PROBLEM 1 - List the pressures on delivery platforms that Garrick Brown identifies in the meal-delivery passage.
PROBLEM 2 - In the meal-delivery passage, what firm does Garrick Brown work for?
PROBLEM 3 - Pick up the meal-delivery passage after its last sentence and keep writing.

So is the meal-delivery boom actually a bubble, ready to pop?
“There is a lot of hype around online delivery right now, and I think the industry is going to have a washout,” Garrick Brown, a real-estate analyst with Cushman & Wakefield, told me. He identified several pressures on delivery platforms, including rising wages, a social backlash to tipping policies, and restaurants’ deciding that they’re paying too much money to belong to third-party platforms. As these forces push earnings deeper into negative territory, Brown suggested, investors may stop burning hundreds of millions of dollars on these companies, which would lead some of them to die, or seek an acquisition partner. “I think there’s going to be a shakeout, and one or two will emerge as the dominant players,” he said.
But despite the ethical, ecological, and economic dubiousness of the individual companies, there is one big reason to feel bullish about the overall industry: the time starvation of the typical American professional.

Document layout detection data:

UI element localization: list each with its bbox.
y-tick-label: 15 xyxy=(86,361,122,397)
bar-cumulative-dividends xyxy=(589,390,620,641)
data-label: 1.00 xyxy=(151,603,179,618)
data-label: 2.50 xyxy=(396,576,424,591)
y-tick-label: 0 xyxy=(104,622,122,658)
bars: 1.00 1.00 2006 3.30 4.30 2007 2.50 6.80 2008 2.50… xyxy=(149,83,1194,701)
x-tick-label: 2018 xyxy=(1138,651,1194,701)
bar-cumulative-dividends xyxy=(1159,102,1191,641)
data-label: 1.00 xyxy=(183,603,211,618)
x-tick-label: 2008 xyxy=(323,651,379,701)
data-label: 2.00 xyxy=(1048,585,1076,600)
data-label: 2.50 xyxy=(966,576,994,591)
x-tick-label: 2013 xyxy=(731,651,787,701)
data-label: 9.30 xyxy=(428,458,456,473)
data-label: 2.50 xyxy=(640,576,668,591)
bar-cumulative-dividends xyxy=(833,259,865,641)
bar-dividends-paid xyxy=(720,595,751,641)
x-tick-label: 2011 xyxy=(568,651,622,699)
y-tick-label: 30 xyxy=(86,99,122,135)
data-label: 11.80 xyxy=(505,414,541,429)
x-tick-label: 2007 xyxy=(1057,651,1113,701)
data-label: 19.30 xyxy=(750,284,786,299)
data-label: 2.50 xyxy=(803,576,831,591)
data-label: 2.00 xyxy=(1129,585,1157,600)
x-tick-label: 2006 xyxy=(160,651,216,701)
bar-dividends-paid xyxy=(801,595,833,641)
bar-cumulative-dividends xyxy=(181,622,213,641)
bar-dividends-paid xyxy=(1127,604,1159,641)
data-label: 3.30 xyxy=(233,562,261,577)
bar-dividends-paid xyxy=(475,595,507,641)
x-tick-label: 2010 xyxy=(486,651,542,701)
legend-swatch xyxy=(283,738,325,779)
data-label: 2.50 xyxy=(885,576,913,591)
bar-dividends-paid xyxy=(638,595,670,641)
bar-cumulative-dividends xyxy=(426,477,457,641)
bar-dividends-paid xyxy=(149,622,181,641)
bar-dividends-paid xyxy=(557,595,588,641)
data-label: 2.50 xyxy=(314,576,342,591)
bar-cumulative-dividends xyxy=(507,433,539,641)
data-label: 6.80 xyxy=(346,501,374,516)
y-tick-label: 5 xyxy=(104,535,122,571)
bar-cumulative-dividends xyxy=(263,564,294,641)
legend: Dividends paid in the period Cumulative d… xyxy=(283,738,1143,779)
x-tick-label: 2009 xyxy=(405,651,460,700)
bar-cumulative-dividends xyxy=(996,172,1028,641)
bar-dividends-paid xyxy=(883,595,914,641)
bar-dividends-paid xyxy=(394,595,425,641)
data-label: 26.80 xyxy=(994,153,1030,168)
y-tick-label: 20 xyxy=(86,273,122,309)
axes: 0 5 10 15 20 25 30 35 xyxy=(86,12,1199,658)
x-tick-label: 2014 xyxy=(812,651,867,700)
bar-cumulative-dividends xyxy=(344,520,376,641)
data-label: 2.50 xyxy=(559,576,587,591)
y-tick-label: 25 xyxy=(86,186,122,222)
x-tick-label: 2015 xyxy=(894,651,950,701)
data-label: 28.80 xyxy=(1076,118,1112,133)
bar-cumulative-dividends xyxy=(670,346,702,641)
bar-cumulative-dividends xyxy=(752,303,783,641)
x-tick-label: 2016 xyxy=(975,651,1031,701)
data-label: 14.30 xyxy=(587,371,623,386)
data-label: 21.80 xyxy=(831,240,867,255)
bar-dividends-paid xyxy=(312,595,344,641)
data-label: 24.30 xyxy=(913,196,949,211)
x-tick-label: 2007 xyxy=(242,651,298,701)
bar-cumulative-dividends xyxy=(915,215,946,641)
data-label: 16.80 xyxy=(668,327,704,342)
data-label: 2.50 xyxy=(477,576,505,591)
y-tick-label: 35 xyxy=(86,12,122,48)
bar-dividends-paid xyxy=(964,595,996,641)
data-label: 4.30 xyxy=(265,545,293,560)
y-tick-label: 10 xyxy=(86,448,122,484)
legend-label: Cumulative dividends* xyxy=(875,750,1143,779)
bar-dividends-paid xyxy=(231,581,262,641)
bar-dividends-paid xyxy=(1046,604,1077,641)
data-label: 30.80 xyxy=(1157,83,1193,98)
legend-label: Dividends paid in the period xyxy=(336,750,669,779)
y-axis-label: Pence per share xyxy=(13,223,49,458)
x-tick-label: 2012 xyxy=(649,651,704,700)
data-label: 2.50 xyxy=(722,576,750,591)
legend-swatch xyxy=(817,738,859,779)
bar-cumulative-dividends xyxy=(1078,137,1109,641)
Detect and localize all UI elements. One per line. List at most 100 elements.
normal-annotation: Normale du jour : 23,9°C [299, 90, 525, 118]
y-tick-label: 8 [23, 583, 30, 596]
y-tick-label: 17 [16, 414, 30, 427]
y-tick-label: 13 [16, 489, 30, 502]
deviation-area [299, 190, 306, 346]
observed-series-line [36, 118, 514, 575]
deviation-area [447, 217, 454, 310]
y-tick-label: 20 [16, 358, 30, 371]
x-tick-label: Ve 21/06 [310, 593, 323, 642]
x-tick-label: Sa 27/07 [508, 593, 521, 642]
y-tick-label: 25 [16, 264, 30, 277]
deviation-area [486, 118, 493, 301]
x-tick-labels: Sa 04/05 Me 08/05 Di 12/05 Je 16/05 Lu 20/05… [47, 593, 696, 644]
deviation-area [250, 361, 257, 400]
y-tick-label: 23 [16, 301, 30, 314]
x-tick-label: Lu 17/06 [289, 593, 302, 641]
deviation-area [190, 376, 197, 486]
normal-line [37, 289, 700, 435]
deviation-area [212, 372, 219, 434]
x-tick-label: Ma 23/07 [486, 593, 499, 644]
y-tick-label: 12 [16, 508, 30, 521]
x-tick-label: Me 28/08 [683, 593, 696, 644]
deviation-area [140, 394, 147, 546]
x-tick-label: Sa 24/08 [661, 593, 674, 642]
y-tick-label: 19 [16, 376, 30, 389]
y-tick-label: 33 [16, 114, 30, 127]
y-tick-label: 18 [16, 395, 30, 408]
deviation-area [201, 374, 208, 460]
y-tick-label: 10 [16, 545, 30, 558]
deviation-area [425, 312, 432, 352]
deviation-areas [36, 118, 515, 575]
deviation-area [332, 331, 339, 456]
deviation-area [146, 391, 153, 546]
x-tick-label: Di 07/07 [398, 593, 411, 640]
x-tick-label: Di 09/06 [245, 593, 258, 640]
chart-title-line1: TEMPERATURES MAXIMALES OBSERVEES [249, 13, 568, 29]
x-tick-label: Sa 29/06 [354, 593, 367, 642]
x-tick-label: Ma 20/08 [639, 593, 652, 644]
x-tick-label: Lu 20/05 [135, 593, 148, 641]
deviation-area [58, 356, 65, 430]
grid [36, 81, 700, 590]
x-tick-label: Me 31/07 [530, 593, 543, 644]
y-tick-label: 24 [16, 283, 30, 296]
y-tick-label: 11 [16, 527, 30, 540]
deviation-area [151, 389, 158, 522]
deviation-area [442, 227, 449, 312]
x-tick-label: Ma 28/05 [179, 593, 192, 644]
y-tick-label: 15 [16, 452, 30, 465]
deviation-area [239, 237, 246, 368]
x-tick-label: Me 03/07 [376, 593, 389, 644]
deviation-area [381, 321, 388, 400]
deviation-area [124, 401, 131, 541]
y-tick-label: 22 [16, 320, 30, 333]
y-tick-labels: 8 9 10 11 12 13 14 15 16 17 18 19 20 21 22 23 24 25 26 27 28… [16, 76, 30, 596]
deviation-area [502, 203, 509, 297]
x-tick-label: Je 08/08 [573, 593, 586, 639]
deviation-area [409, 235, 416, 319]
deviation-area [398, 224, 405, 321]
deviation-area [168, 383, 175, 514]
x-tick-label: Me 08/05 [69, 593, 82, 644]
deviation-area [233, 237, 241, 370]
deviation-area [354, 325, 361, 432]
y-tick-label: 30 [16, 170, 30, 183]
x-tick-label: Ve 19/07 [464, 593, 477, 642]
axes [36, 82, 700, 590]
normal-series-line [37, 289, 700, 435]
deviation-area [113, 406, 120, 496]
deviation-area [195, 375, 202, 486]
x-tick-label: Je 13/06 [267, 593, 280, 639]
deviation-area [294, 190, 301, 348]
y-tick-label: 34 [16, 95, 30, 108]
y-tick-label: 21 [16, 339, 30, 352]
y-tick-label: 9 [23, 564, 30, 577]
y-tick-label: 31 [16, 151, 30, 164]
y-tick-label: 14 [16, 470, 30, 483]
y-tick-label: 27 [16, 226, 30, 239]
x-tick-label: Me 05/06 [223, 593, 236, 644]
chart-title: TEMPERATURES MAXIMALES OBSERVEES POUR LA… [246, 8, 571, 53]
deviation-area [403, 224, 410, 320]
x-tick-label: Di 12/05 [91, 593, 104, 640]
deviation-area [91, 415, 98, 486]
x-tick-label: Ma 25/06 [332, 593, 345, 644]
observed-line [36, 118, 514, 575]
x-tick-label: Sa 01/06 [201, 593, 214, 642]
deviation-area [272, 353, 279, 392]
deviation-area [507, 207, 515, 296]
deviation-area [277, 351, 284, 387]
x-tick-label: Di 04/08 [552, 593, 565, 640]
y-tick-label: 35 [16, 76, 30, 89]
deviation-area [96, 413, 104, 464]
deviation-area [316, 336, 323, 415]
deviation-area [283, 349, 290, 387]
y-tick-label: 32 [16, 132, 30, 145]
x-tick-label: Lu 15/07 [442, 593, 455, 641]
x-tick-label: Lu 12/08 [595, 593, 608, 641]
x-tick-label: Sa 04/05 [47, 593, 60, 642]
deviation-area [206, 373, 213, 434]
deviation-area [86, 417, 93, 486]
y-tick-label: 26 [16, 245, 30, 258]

EXERCISE OUTPUT 1 -
- Rising wages
- A social backlash to tipping policies
- Restaurants deciding that they're paying too much money to belong to third-party platforms

EXERCISE OUTPUT 2 - Cushman & Wakefield

EXERCISE OUTPUT 3 -
“Our lifestyles are busier, especially if you’re a working professional,” Brown said. “If you’re a part of the group that the new economy has been good to, you have less time than ever before. The real value of all e-commerce is simple: It’s convenience.” According to surveys by the National Restaurant Association, a majority of Millennials say they spend more time working and commuting than they used to, and 60 percent say they watch more streaming TV. For many professionals, modern life is a pendulum swinging between work time and screen time, and prepared meals have become a matter of expedience and clever multitasking. Between “desk salads” and “TV dinners,” the modern meal is defined not by the food but by the operant furniture.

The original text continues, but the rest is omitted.